→ Détails de l'exercice
Dans l'extrait fourni ci-dessous, quel robot l'exposante qui présentait des robots industriels a-t-elle cité ?

→ Extrait fourni
----------

Ce que j’ai vu, surtout, ce sont des robots, des imprimantes 3D et des tablettes, beaucoup de tablettes…

Un défilé de robots

(En effet, sagace lecteur, ce n’est pas par hasard que ce titre est aussi celui d’un livre d’Isaac Asimov)
En ce qui concerne les robots, je reste dubitatif. Je n’ai peut-être pas compris, mais il me semble que le détour que constitue le passage par le robot (comme le détour que constitue le passage par un chat, suivez mon regard…) est plutôt de nature à troubler les élèves qu’à les aider à mieux comprendre les enjeux de la programmation. Je prévois de rencontrer un spécialiste de la question pour qu’il m’explique ce qui m’échappe à ce sujet.

Une exposante qui présentait des robots industriels attirait mon attention sur le fait que ceux qu’on voyait partout (elle a cité Nao) n’avaient pas d’applications professionnelles et qu’il fallait plutôt initier les élèves à la robotique industrielle qui peine à recruter, faute de candidats formés. Je l’ai déjà dit jadis, je ne suis pas certain qu’il soit opportun de former des collégiens à un métier qui aura sans doute considérablement changé quand ils seront en position de l’exercer, mais il est vrai que les maintenir dans l’ignorance des vraies utilisations concrètes et contemporaines de ces technologies, au profit d’une science fiction surannée dans ses espérances, n’est sans doute pas très raisonnable.

Ite hinc, difficiles, funebria ligna, tabellae !

(Oui, vigilant lecteur, c’est bien un vers de l’Élégie 12 du livre I des Amours d’Ovide qui parle de tablettes (de cire) : « Loin de moi, tablettes maudites ! bois funèbre ! »)

----------

→ Section des données

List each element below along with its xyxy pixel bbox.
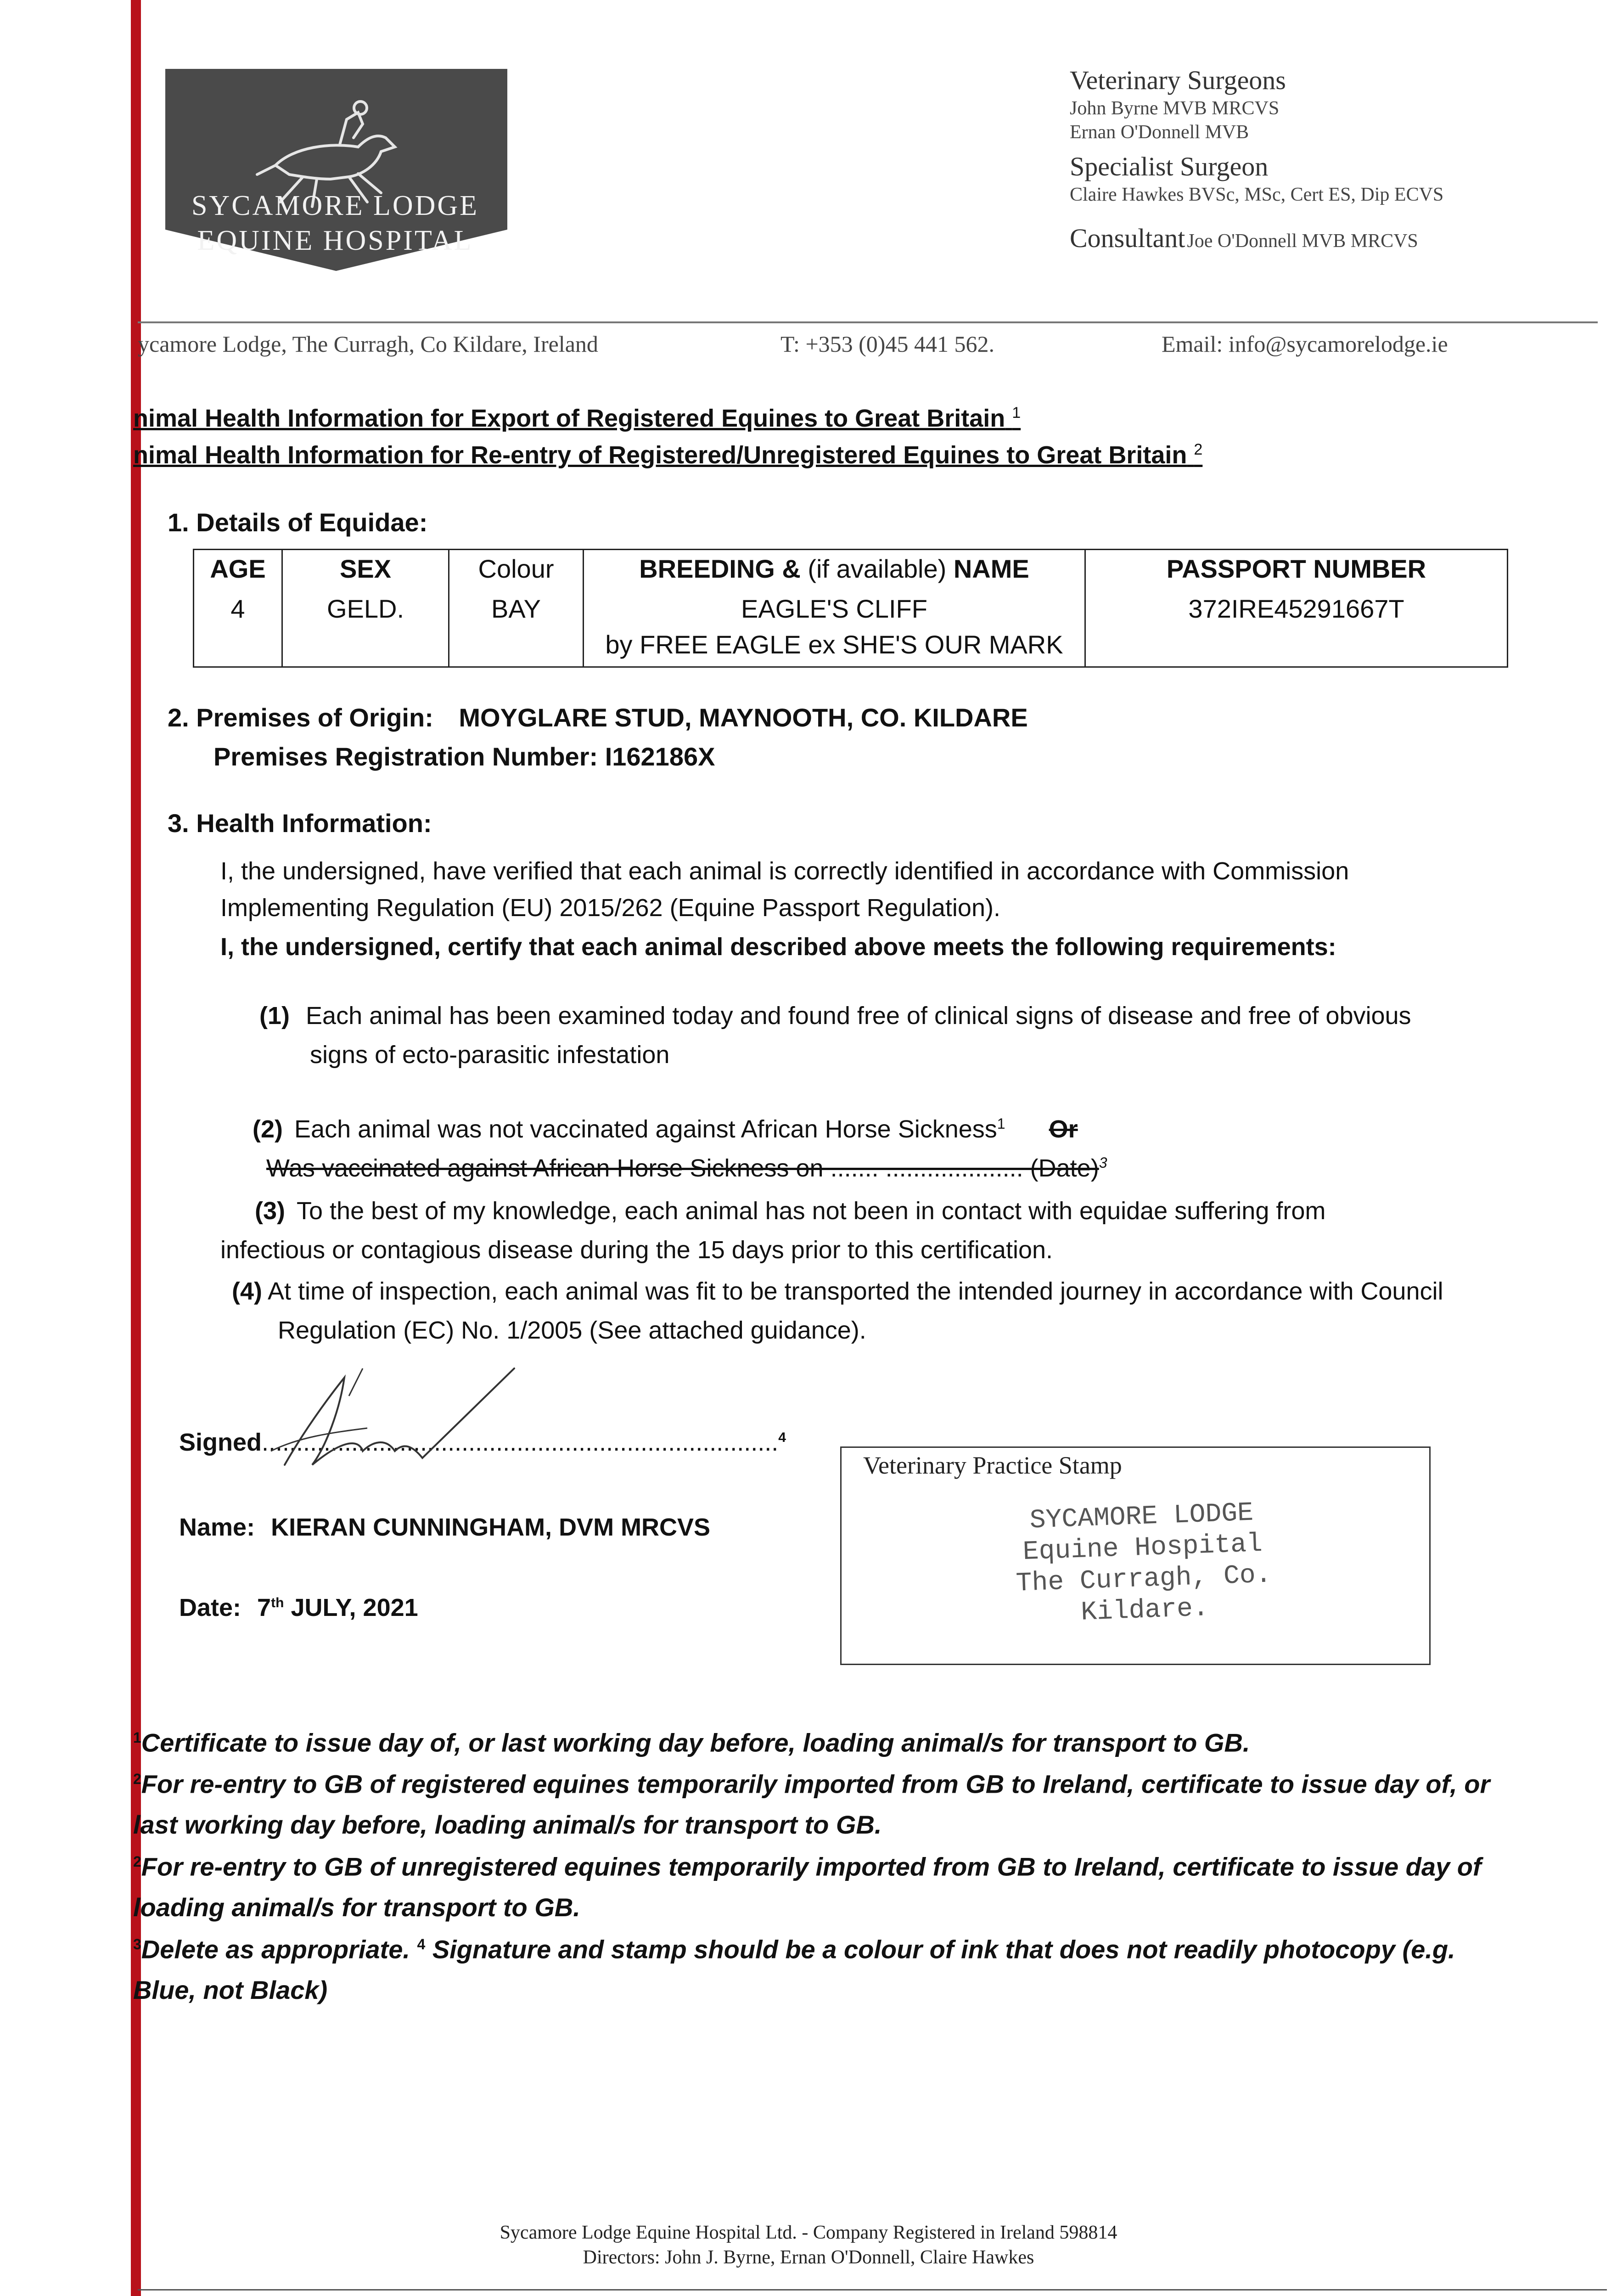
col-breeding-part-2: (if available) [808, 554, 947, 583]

----------

→ Réponse à l'exercice
Nao.